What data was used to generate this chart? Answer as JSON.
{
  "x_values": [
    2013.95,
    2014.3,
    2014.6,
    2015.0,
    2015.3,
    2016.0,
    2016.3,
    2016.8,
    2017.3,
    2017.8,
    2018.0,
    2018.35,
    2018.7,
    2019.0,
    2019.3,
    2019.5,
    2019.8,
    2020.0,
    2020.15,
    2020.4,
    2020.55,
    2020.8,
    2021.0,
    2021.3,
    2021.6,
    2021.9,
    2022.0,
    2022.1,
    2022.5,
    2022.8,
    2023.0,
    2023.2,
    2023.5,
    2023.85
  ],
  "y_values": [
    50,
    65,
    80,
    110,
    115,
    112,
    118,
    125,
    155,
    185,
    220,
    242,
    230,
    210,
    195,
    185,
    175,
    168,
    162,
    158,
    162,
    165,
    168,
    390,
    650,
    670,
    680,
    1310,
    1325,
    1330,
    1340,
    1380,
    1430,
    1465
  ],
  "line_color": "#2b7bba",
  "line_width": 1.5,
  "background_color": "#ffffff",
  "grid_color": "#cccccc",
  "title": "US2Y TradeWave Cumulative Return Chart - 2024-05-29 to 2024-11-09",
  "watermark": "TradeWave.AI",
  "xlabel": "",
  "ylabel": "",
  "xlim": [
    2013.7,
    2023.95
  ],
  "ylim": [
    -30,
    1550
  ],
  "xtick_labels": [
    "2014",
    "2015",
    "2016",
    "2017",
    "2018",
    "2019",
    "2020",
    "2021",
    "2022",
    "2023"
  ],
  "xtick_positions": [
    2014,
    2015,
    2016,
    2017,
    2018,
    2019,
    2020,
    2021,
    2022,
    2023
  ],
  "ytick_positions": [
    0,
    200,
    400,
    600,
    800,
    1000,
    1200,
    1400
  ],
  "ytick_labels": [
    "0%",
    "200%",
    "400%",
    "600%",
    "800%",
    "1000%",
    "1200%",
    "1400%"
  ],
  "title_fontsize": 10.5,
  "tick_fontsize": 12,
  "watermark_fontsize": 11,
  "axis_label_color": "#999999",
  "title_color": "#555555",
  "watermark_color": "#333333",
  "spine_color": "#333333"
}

· · ·

Given problem → Write out all the data again, exactly as it appears.

Correct response →
What data was used to generate this chart? Answer as JSON.
{
  "x_values": [
    2013.95,
    2014.3,
    2014.6,
    2015.0,
    2015.3,
    2016.0,
    2016.3,
    2016.8,
    2017.3,
    2017.8,
    2018.0,
    2018.35,
    2018.7,
    2019.0,
    2019.3,
    2019.5,
    2019.8,
    2020.0,
    2020.15,
    2020.4,
    2020.55,
    2020.8,
    2021.0,
    2021.3,
    2021.6,
    2021.9,
    2022.0,
    2022.1,
    2022.5,
    2022.8,
    2023.0,
    2023.2,
    2023.5,
    2023.85
  ],
  "y_values": [
    50,
    65,
    80,
    110,
    115,
    112,
    118,
    125,
    155,
    185,
    220,
    242,
    230,
    210,
    195,
    185,
    175,
    168,
    162,
    158,
    162,
    165,
    168,
    390,
    650,
    670,
    680,
    1310,
    1325,
    1330,
    1340,
    1380,
    1430,
    1465
  ],
  "line_color": "#2b7bba",
  "line_width": 1.5,
  "background_color": "#ffffff",
  "grid_color": "#cccccc",
  "title": "US2Y TradeWave Cumulative Return Chart - 2024-05-29 to 2024-11-09",
  "watermark": "TradeWave.AI",
  "xlabel": "",
  "ylabel": "",
  "xlim": [
    2013.7,
    2023.95
  ],
  "ylim": [
    -30,
    1550
  ],
  "xtick_labels": [
    "2014",
    "2015",
    "2016",
    "2017",
    "2018",
    "2019",
    "2020",
    "2021",
    "2022",
    "2023"
  ],
  "xtick_positions": [
    2014,
    2015,
    2016,
    2017,
    2018,
    2019,
    2020,
    2021,
    2022,
    2023
  ],
  "ytick_positions": [
    0,
    200,
    400,
    600,
    800,
    1000,
    1200,
    1400
  ],
  "ytick_labels": [
    "0%",
    "200%",
    "400%",
    "600%",
    "800%",
    "1000%",
    "1200%",
    "1400%"
  ],
  "title_fontsize": 10.5,
  "tick_fontsize": 12,
  "watermark_fontsize": 11,
  "axis_label_color": "#999999",
  "title_color": "#555555",
  "watermark_color": "#333333",
  "spine_color": "#333333"
}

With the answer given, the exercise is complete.